*** Extract to read

What is a Random Forest?
--------------------------------------------

As with all the important questions in life, this is best deferred to the Wikipedia page. A random forest is an ensemble of decision trees which will output a prediction value, in this case survival. Each decision tree is constructed by using a random subset of the training data. After you have trained your forest, you can then pass each test row through it, in order to output a prediction. Simple! Well not quite! This particular python function requires floats for the input variables, so all strings need to be converted, and any missing data needs to be filled.

How do I clean and fill?
--------------------------------

In the previous Pandas tutorial you gained the skills to clean and fill in data using the pandas package. Now you can put that into practice.

Not all types of data can be converted into floats. For example, Names would be very difficult. In these cases let's decide to neglect these columns. Although they are strings, the categorical variables like male and female can be converted to 1 and 0, and the port of embarkment, which has three categories, can be converted to a 0, 1 or 2 (Cherbourg, Southamption and Queenstown). This may seem like a non-sensical way of classifying, since Queenstown is not twice the value of Southampton-- but random forests are somewhat robust when the number of different attributes are not too numerous.

******
*** Provided material

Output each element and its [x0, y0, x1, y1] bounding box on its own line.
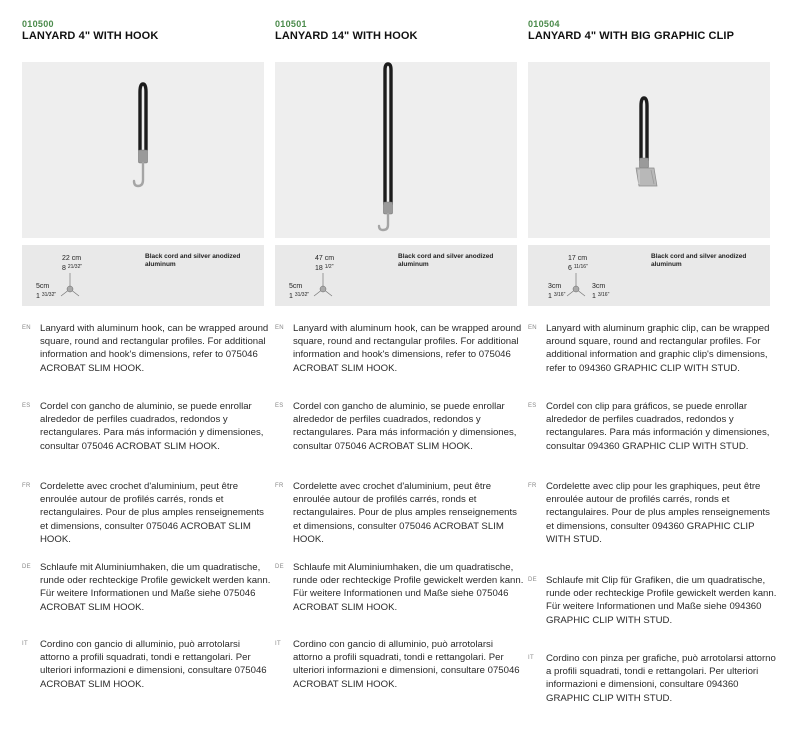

******

Tasks to complete:
1. Say whether each statement agrees with the random forest tutorial, giving yes or no and quoting the tutorial's deciding words. (a) Every decision tree is built from the whole training set. (b) The python function needs floats for its input variables. (c) The tutorial plans to turn the Names column into numbers.
2. Carry on the random forest tutorial, picking up right after its final sentence.

Written responses:
1.
(a) No: "Each decision tree is constructed by using a random subset of the training data."
(b) Yes: "This particular python function requires floats for the input variables"
(c) No: "In these cases let's decide to neglect these columns."

2.
Converting from categorical strings to floats is intuitive. However, filling in data can be more tricky. Some data cannot be trivially filled (such as Cabin) without complete knowledge of every cabin and ticket price for the entire ship.  Nonetheless, Fare price can be estimated if you know the class, or the age of a passenger can be estimated using the median age of the people on board. Fortunately for us, the amount of missing data here is not too large, so the method for which you choose to fill the data shouldn’t have too much of an effect on your predictive result.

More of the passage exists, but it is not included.